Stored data
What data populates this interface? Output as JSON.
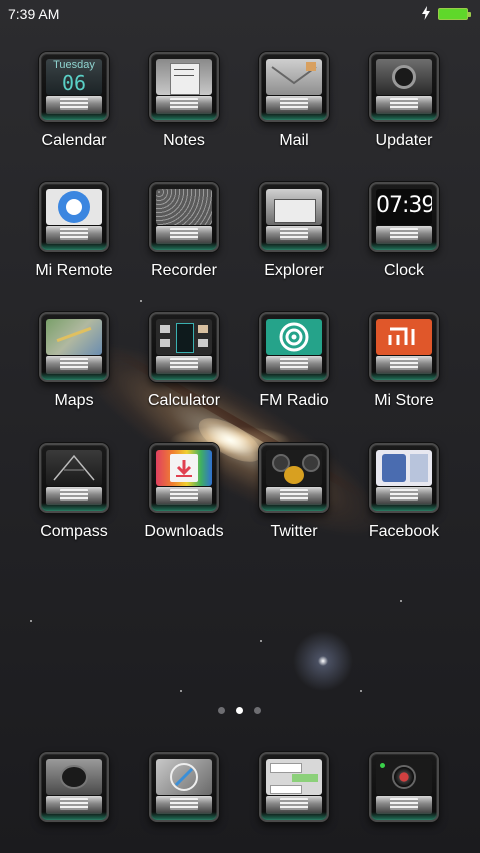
{
  "status_bar": {
    "time": "7:39 AM",
    "charge_icon": "lightning-icon",
    "battery_icon": "battery-full-icon",
    "battery_color": "#5fd82a"
  },
  "calendar_tile": {
    "weekday": "Tuesday",
    "day": "06"
  },
  "clock_tile": {
    "time": "07:39"
  },
  "apps": [
    {
      "label": "Calendar",
      "icon": "calendar-icon"
    },
    {
      "label": "Notes",
      "icon": "notes-icon"
    },
    {
      "label": "Mail",
      "icon": "mail-icon"
    },
    {
      "label": "Updater",
      "icon": "updater-icon"
    },
    {
      "label": "Mi Remote",
      "icon": "remote-icon"
    },
    {
      "label": "Recorder",
      "icon": "recorder-icon"
    },
    {
      "label": "Explorer",
      "icon": "explorer-icon"
    },
    {
      "label": "Clock",
      "icon": "clock-icon"
    },
    {
      "label": "Maps",
      "icon": "maps-icon"
    },
    {
      "label": "Calculator",
      "icon": "calculator-icon"
    },
    {
      "label": "FM Radio",
      "icon": "radio-icon"
    },
    {
      "label": "Mi Store",
      "icon": "mi-store-icon"
    },
    {
      "label": "Compass",
      "icon": "compass-icon"
    },
    {
      "label": "Downloads",
      "icon": "downloads-icon"
    },
    {
      "label": "Twitter",
      "icon": "twitter-icon"
    },
    {
      "label": "Facebook",
      "icon": "facebook-icon"
    }
  ],
  "pager": {
    "pages": 3,
    "current": 2
  },
  "dock": [
    {
      "icon": "phone-icon"
    },
    {
      "icon": "browser-icon"
    },
    {
      "icon": "messages-icon"
    },
    {
      "icon": "camera-icon"
    }
  ]
}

Work instructions
Copy each line exactly, and leave the pictures out of your copy.

Written reply
What data populates this interface? Output as JSON.
{
  "status_bar": {
    "time": "7:39 AM",
    "charge_icon": "lightning-icon",
    "battery_icon": "battery-full-icon",
    "battery_color": "#5fd82a"
  },
  "calendar_tile": {
    "weekday": "Tuesday",
    "day": "06"
  },
  "clock_tile": {
    "time": "07:39"
  },
  "apps": [
    {
      "label": "Calendar",
      "icon": "calendar-icon"
    },
    {
      "label": "Notes",
      "icon": "notes-icon"
    },
    {
      "label": "Mail",
      "icon": "mail-icon"
    },
    {
      "label": "Updater",
      "icon": "updater-icon"
    },
    {
      "label": "Mi Remote",
      "icon": "remote-icon"
    },
    {
      "label": "Recorder",
      "icon": "recorder-icon"
    },
    {
      "label": "Explorer",
      "icon": "explorer-icon"
    },
    {
      "label": "Clock",
      "icon": "clock-icon"
    },
    {
      "label": "Maps",
      "icon": "maps-icon"
    },
    {
      "label": "Calculator",
      "icon": "calculator-icon"
    },
    {
      "label": "FM Radio",
      "icon": "radio-icon"
    },
    {
      "label": "Mi Store",
      "icon": "mi-store-icon"
    },
    {
      "label": "Compass",
      "icon": "compass-icon"
    },
    {
      "label": "Downloads",
      "icon": "downloads-icon"
    },
    {
      "label": "Twitter",
      "icon": "twitter-icon"
    },
    {
      "label": "Facebook",
      "icon": "facebook-icon"
    }
  ],
  "pager": {
    "pages": 3,
    "current": 2
  },
  "dock": [
    {
      "icon": "phone-icon"
    },
    {
      "icon": "browser-icon"
    },
    {
      "icon": "messages-icon"
    },
    {
      "icon": "camera-icon"
    }
  ]
}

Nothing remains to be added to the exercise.